**TASK GOAL**
Find each line with the string "from" and report it.

**Dataset items**

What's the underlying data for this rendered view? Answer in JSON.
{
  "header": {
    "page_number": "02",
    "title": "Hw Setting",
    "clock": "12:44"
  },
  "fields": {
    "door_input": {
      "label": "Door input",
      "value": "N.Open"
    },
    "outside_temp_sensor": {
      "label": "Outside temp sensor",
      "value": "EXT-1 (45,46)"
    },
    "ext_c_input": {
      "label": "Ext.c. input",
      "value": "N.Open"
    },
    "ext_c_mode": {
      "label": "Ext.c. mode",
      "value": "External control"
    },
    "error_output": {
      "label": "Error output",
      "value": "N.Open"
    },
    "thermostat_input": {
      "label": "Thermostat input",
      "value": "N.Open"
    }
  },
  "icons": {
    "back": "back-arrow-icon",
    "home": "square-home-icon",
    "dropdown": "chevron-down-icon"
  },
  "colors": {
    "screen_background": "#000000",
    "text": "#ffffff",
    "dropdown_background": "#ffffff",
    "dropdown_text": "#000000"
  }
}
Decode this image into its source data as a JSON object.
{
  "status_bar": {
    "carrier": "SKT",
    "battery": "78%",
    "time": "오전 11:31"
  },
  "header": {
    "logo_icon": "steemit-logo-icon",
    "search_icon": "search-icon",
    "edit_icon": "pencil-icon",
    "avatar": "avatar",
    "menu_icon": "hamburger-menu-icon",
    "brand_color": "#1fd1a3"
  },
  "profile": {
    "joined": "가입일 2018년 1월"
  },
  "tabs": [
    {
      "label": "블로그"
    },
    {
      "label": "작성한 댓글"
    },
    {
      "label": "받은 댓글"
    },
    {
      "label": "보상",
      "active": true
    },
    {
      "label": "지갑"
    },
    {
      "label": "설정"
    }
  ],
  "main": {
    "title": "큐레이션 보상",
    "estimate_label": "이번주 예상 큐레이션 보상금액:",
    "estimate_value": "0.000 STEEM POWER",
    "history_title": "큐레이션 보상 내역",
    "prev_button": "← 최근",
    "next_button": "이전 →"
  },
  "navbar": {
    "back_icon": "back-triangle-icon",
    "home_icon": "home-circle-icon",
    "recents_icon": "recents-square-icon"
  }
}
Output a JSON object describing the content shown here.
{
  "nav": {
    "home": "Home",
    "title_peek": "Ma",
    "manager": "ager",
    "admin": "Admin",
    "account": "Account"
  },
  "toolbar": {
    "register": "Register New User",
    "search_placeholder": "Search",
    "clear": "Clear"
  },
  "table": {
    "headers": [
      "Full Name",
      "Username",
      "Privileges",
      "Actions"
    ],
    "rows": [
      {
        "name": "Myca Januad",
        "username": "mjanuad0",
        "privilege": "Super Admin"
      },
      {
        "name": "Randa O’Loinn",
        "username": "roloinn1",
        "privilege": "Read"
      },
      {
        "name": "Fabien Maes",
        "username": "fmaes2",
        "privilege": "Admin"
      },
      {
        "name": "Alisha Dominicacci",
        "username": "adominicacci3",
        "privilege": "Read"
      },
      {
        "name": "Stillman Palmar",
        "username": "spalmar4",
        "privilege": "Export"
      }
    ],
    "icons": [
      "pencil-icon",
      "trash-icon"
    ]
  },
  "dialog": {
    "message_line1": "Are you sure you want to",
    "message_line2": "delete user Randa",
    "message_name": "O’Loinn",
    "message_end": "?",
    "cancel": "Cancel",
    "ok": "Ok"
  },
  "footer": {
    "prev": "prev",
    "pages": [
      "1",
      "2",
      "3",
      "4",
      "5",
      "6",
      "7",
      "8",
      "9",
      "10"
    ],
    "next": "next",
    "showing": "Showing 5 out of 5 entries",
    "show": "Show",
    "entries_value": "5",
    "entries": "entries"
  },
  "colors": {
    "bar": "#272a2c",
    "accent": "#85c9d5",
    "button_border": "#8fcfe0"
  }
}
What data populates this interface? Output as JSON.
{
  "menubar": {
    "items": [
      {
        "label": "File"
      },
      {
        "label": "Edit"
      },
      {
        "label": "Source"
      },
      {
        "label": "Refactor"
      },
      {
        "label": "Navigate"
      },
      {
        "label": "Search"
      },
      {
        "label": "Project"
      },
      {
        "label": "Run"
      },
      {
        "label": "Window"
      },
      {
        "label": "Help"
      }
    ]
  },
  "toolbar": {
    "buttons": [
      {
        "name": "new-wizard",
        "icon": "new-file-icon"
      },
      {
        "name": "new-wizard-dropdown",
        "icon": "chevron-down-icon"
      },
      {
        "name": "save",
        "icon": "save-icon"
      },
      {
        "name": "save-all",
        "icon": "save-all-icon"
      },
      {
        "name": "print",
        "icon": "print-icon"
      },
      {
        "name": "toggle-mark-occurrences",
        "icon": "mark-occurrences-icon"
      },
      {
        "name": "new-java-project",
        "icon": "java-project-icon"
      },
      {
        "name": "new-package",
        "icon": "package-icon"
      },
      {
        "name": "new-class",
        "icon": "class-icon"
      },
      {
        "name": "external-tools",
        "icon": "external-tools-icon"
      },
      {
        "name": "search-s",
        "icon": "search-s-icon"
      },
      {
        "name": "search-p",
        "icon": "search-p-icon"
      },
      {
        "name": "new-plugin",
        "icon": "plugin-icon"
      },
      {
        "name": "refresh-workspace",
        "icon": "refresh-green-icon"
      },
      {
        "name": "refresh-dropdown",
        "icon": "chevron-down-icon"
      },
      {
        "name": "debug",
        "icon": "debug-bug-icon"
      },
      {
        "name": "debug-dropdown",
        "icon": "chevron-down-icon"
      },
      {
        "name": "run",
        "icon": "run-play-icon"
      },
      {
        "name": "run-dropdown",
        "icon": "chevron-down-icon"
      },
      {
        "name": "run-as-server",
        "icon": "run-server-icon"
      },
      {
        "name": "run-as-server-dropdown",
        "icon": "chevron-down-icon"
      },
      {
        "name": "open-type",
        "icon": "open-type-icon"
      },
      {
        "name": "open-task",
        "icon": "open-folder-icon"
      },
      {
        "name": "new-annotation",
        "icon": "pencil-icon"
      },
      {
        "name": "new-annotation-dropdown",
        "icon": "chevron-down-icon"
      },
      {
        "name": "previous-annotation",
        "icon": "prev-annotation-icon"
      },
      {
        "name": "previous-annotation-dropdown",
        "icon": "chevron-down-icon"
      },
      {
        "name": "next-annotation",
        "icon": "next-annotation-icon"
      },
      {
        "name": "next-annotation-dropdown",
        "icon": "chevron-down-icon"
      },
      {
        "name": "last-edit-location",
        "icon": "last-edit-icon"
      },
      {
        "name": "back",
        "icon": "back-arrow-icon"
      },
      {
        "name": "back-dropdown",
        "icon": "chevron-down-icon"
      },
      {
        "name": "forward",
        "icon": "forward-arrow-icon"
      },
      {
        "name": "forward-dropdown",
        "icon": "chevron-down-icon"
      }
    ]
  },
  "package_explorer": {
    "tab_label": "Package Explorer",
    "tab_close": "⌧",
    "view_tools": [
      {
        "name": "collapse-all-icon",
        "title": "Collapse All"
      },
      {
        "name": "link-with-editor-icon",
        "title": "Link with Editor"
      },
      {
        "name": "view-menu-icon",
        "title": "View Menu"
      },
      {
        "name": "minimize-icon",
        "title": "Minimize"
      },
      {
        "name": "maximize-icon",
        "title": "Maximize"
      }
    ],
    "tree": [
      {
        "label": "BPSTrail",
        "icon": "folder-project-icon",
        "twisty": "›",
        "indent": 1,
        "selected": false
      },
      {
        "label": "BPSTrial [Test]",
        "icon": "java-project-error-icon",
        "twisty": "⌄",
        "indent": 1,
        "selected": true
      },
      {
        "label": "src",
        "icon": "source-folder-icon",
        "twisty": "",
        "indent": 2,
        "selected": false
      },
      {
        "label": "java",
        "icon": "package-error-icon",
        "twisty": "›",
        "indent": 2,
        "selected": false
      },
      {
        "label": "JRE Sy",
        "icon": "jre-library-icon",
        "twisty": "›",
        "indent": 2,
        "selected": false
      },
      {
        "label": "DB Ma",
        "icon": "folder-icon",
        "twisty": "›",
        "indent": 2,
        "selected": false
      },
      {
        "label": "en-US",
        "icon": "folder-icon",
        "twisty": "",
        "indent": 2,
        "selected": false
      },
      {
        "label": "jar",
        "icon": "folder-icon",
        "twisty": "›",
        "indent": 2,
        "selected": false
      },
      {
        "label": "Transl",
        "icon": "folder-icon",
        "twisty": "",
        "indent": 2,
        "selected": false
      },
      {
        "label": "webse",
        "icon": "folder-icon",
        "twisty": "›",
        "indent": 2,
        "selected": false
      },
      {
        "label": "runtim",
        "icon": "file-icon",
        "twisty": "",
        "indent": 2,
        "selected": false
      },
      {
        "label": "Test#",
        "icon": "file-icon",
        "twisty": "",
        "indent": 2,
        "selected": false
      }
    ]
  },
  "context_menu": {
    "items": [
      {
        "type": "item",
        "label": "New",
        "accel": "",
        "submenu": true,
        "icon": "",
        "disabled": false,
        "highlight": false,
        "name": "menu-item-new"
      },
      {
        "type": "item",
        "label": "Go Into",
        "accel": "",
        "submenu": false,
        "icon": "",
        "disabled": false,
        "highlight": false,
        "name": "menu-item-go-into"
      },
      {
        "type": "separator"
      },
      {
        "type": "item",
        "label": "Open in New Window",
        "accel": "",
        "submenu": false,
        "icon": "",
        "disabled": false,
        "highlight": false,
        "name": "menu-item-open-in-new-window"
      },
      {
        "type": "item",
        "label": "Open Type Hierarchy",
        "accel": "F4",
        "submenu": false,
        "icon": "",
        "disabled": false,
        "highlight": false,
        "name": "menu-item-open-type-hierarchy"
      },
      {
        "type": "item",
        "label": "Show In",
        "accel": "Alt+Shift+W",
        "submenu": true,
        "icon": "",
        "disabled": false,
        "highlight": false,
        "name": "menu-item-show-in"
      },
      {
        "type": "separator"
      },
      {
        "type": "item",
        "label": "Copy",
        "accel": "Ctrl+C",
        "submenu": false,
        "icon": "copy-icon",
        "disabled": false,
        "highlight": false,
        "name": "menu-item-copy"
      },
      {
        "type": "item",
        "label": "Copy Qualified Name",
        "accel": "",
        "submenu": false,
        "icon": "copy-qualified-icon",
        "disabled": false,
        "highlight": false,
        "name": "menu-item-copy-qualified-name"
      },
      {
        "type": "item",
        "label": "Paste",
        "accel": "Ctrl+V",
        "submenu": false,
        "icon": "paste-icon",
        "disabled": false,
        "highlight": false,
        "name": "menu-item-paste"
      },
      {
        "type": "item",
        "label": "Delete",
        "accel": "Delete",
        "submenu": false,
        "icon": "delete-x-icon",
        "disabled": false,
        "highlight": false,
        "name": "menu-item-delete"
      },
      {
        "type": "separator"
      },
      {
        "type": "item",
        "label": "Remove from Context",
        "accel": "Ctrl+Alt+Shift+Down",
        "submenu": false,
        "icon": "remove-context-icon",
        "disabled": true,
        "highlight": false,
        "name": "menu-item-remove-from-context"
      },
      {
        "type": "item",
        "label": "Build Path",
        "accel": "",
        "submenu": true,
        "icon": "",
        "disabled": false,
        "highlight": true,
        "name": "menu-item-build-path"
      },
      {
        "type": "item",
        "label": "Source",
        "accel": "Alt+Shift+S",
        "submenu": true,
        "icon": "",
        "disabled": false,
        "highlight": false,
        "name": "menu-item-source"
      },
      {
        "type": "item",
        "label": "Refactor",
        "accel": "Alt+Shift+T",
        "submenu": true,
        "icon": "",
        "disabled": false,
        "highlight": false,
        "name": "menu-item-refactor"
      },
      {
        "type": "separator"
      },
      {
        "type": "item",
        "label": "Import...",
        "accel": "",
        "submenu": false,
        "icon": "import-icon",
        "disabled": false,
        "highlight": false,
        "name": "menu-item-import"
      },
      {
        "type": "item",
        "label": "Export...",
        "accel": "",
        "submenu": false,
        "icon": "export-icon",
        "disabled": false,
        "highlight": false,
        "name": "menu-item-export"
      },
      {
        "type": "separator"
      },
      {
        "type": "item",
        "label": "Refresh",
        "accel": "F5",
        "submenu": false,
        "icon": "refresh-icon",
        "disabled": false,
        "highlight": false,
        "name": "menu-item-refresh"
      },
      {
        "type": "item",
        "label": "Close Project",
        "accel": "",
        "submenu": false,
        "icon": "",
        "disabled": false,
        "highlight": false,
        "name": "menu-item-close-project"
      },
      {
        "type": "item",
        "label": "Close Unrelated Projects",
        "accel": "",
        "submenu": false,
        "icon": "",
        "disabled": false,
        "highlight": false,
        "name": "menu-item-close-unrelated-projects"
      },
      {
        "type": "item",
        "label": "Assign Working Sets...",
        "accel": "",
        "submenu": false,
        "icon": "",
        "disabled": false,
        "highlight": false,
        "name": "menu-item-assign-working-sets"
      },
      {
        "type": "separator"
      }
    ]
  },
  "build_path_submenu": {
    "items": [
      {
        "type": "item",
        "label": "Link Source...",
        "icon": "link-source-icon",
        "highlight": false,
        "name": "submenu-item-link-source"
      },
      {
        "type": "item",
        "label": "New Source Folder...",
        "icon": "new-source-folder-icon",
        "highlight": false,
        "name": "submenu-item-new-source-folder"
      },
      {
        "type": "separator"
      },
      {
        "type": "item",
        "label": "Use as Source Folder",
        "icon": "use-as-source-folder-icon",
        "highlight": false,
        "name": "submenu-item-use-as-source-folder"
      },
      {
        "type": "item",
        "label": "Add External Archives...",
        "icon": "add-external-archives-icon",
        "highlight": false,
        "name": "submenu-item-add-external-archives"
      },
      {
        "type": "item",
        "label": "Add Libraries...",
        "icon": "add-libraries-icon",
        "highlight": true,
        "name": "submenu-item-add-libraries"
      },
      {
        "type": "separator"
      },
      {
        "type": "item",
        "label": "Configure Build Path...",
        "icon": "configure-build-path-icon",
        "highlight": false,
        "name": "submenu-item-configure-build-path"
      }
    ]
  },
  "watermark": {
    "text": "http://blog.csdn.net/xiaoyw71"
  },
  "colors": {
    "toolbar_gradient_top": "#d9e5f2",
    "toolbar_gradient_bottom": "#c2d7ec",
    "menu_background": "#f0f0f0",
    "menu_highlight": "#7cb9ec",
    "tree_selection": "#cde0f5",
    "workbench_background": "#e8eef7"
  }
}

**COMPLETE OUTPUT**
        "label": "Remove from Context",
        "name": "menu-item-remove-from-context"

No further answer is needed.